Dropbox Chooser gives users more access to their data. For IT pros, this new Dropbox app integration service gives more reasons to worry.

Personal cloud storage and file-sharing services remain technology non grata in IT departments. Unfortunately for IT, they're getting a whole lot easier for employees to use.

Dropbox is a lot like Apple. They aren't selling to IT.
Matt KoshtIT manager

The latest example comes from Dropbox, whose new Chooser service lets users access their data from other Software as a Service (SaaS) applications. The danger of cloud storage and file-sharing services extending into other apps is that it takes away even more of IT's control over corporate data, said Kristine Kao, storage analyst with Enterprise Strategy Group, a research firm based in Milford, Mass.

"This could be a nightmare for IT," she said.

Dropbox app integration joins crowded field

The new Dropbox app integration service is similar to Box OneCloud, a set of application programming interfaces (APIs) that let other productivity apps access and edit documents stored in Box's cloud. Each company's goal is to use this integration to become the preferred file system for all Web-based applications, Kao said. Other major vendors are also getting into the mix; Google Drive, for example, combines cloud storage and file sharing with the Google Docs productivity suite and, just this week, added Gmail integration as well.

In announcing Chooser, Dropbox highlighted Asana, a cloud-based project management application that lets users attach files from their Dropbox accounts with one click. One SaaS application company, HelloFax, was able to build out this Dropbox integration in a single day.

"[Dropbox]'s simpleness is one of the things IT hates so much about it, but it's also why people love to use it," said Matt Kosht, an IT manager at a Michigan utility company.

Beyond Dropbox app integration concerns

IT's aversion to Dropbox has more to do with security, control and downtime than any specific features the service lacks, Kosht said. To address those concerns, he said he'd welcome the following changes by Dropbox: allowing IT departments to control the encryption keys; improving corporate directory integration; giving IT the ability to recover employees' data if they leave the company; and adding some sort of policy enforcement mechanism.

To keep employees from using Dropbox and similar consumer-oriented services, organizations need to provide enterprise-friendly alternatives, said Roshan Popal, director of information technology at Cigital Inc., a software security firm in Dulles, Va.

More on enterprise Dropbox integration

Using Dropbox for corporate file sharing

Should IT drop Dropbox?

Item position entries

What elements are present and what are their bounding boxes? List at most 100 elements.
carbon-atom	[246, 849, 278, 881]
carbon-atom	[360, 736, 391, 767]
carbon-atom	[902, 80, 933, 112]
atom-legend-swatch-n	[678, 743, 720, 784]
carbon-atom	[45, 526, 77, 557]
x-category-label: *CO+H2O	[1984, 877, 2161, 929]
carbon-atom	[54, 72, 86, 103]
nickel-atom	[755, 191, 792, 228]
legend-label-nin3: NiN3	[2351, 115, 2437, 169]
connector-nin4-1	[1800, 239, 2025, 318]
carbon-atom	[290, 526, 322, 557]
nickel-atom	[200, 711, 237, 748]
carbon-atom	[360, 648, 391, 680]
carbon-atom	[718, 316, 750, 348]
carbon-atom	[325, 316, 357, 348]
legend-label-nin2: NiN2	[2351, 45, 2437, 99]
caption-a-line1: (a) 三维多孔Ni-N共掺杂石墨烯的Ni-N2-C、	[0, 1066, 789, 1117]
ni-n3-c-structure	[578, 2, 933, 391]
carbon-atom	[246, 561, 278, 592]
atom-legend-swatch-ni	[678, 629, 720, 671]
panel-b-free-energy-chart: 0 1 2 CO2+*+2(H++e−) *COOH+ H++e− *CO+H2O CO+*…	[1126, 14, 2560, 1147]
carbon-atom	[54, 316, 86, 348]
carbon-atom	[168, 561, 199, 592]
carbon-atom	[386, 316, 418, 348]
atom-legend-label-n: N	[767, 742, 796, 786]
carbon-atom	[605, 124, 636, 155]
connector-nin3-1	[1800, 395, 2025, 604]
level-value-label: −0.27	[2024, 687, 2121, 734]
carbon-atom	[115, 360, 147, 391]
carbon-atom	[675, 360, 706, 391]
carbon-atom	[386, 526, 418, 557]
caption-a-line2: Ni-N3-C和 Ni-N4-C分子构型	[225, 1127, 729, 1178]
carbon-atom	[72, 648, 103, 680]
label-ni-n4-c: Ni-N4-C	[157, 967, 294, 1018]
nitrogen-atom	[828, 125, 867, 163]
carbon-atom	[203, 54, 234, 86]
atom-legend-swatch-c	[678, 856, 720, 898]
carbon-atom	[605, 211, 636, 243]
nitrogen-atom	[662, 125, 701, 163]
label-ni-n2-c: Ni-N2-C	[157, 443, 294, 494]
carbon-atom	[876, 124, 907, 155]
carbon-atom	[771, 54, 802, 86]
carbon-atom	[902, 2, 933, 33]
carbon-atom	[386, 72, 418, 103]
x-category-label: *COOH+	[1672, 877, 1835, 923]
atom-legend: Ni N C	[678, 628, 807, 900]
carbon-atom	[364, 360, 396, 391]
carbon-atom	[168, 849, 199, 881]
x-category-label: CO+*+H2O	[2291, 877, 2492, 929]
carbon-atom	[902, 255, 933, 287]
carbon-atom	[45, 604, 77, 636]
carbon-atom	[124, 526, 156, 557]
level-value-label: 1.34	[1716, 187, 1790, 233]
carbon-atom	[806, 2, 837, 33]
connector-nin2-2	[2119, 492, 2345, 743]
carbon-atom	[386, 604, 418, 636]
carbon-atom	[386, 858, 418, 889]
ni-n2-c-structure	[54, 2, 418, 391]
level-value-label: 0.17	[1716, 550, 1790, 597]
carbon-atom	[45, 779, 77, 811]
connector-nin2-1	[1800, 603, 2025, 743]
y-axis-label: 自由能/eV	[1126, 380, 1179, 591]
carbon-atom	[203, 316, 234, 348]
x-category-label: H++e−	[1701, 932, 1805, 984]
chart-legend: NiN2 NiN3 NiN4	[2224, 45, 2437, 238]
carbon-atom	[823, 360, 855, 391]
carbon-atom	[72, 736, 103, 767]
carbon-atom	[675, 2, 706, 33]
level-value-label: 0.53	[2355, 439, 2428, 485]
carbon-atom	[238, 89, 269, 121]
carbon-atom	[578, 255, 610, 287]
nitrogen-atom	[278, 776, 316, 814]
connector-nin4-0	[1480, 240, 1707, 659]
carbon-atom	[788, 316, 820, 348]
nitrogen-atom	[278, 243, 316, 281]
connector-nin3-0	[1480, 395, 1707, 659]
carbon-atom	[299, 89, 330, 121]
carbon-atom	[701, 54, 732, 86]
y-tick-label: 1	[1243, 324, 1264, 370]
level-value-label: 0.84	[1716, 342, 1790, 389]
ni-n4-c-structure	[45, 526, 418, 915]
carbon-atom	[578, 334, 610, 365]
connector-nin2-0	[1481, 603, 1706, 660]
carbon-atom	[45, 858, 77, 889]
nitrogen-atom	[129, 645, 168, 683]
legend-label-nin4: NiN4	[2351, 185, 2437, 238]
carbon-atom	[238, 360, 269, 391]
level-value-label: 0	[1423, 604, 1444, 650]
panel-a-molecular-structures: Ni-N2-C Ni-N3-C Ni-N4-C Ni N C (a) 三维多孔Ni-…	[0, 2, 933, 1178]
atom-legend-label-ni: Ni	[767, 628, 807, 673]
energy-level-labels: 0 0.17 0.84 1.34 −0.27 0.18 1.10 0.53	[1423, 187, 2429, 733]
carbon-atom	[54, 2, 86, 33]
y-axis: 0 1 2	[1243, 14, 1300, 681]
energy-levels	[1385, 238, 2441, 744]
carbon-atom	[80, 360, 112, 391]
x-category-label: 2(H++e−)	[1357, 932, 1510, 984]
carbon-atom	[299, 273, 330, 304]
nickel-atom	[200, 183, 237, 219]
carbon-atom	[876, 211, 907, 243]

WORK TO COMPLETE:
- 1) In the article on Dropbox Chooser, list every change that Matt Kosht says he'd welcome from Dropbox.
- 2) Carry on writing the Dropbox Chooser article from the point where its text stops.

ANSWERS IN ORDER:
- 1)
- Allowing IT departments to control the encryption keys
- Improving corporate directory integration
- Giving IT the ability to recover employees' data if they leave the company
- Adding some sort of policy enforcement mechanism

- 2)
Enterprise alternatives to Dropbox

Popal and his company went with a product from Accellion because he wanted control over the data, specifically by storing it behind the firewall in an on-premises appliance. He said he would consider Dropbox if and only if it made an on-premises version. Otherwise, there's too much risk, he said.

"Cloud security isn't there yet," he added.

A Dropbox Inc. spokesperson said the company has no plans for an on-premises version, because it would limit the features and functionalities the company could offer customers.

Dropbox's enterprise play

Dropbox surpassed the 100 million-user milestone this year, and yet most Dropbox application users remain solidly on the consumer side. "Dropbox knows there are inroads to be made in enterprises, and they are trying to make the right decision with what features and functions to add," Kao said. "The enterprise alternatives have evolved slower than users and IT want."

The Dropbox for Teams product, aimed at small- and medium-sized businesses, offers IT departments several favorable features, including two-factor authentication, and data encryption in transit and at rest. There's also Active Directory integration, but it requires a third-party product from Okta or OneLogin.

"Dropbox is a lot like Apple in many ways," Kosht said. "They aren't selling to an IT department. We're just the annoying thing that gets in the way, even though both are more IT-friendly than they let on."

Twenty-eight percent of organizations have already established corporate accounts for cloud storage and file-sharing services, and that number could approach 50% over the next year, according to a November survey by Enterprise Strategy Group. There' s no easy way to determine how many employees use these services in an unauthorized capacity, and that's the biggest problem for slow-to-react IT departments, Kao said.

"If the alternative isn't as easy to use as Dropbox, employees are just going to keep using Dropbox," she said.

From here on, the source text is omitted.